▸ Work to complete: Take every line that has the string "čert" and copy it out.

▸ Material provided:

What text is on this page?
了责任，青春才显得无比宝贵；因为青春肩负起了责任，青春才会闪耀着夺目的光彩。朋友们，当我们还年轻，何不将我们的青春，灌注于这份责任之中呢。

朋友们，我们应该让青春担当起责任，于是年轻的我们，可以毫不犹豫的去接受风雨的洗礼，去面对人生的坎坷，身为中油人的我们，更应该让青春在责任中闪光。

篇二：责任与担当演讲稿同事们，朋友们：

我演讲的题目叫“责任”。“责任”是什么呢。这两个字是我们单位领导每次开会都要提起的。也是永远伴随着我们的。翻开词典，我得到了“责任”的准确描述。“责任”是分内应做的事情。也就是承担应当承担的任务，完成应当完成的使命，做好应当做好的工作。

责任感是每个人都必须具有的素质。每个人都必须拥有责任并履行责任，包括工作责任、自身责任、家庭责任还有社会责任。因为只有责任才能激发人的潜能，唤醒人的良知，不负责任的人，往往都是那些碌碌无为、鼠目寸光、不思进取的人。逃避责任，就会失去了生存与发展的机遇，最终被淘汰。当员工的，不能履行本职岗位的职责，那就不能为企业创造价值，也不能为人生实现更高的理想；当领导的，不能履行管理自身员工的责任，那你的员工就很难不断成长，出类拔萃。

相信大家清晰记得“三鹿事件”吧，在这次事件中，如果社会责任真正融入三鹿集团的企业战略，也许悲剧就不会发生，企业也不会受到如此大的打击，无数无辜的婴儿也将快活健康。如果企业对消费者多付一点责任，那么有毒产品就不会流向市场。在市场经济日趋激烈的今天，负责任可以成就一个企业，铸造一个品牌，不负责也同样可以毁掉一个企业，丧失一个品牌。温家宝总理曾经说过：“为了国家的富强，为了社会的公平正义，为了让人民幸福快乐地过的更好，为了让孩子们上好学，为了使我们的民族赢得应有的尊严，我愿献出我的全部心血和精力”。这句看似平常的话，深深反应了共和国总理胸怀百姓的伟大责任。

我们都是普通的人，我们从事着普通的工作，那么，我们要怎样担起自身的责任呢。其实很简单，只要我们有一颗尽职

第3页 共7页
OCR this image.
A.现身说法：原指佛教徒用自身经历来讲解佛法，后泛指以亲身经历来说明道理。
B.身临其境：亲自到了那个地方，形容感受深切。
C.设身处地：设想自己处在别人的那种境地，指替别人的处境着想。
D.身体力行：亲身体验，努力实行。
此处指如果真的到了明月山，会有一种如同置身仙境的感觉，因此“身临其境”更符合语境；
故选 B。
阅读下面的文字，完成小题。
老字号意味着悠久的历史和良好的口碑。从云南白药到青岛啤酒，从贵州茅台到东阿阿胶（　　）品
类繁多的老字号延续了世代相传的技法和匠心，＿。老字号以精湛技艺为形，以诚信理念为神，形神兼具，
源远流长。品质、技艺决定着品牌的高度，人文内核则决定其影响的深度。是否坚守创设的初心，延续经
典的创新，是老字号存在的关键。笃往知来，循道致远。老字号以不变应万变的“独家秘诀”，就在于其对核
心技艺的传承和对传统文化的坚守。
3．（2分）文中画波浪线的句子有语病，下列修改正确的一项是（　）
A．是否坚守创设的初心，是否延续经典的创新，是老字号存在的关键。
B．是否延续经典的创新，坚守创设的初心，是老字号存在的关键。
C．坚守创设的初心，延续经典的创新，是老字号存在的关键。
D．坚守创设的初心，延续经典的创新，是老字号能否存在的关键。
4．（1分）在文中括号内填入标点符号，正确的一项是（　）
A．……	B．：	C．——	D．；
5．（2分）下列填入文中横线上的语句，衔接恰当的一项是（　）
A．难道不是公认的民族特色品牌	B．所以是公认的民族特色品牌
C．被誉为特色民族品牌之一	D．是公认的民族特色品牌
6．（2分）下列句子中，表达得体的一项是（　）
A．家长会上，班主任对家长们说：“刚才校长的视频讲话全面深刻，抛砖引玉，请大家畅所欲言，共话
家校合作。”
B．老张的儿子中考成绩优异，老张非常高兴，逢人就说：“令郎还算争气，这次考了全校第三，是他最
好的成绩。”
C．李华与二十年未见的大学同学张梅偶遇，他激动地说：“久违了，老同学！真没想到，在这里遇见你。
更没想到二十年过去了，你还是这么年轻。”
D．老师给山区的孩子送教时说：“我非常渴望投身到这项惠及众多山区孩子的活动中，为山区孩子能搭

...

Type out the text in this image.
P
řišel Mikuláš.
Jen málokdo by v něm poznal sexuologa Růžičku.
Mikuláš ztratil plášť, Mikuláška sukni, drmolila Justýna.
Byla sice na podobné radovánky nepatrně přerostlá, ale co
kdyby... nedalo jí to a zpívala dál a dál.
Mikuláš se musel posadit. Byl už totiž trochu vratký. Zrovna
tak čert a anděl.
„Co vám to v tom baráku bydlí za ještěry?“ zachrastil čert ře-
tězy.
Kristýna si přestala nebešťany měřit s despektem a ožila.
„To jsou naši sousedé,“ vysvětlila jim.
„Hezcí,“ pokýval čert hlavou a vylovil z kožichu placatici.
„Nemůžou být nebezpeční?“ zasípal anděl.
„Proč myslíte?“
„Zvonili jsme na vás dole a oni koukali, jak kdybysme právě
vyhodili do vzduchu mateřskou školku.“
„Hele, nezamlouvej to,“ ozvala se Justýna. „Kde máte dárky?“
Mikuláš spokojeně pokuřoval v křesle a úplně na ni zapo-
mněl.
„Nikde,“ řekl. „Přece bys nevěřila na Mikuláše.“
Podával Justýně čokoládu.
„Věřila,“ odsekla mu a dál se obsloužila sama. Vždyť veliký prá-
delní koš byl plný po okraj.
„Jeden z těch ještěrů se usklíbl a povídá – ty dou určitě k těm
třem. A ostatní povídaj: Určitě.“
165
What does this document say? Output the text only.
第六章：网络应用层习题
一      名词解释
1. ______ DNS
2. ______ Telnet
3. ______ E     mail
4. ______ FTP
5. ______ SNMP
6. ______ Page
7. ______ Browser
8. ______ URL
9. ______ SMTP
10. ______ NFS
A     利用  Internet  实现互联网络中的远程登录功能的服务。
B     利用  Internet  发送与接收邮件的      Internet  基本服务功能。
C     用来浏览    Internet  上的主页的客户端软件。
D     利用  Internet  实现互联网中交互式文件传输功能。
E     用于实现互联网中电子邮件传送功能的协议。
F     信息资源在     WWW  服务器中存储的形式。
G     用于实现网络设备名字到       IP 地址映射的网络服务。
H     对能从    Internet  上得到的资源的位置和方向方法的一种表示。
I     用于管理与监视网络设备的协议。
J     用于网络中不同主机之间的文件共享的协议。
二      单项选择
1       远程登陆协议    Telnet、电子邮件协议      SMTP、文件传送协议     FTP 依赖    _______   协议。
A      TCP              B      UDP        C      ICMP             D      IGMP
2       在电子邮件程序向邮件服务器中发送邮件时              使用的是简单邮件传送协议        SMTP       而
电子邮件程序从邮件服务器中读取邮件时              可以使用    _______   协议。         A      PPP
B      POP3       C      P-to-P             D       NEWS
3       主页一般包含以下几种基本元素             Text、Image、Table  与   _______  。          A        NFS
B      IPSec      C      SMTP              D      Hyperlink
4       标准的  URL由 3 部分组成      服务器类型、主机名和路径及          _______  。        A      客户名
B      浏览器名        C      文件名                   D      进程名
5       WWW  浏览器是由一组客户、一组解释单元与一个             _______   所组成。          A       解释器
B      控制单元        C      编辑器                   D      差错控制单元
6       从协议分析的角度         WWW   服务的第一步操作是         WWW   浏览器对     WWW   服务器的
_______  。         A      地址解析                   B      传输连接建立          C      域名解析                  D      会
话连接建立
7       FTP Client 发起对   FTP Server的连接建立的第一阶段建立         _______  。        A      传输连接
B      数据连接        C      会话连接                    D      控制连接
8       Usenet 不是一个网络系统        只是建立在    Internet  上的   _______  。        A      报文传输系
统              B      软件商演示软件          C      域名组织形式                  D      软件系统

---

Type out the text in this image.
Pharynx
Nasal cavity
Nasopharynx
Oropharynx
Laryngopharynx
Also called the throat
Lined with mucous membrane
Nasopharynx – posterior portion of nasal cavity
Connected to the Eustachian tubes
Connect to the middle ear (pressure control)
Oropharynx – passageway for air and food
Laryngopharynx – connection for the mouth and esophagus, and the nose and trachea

▸ Response:
tak čert a anděl.
„Co vám to v tom baráku bydlí za ještěry?“ zachrastil čert ře-
„Hezcí,“ pokýval čert hlavou a vylovil z kožichu placatici.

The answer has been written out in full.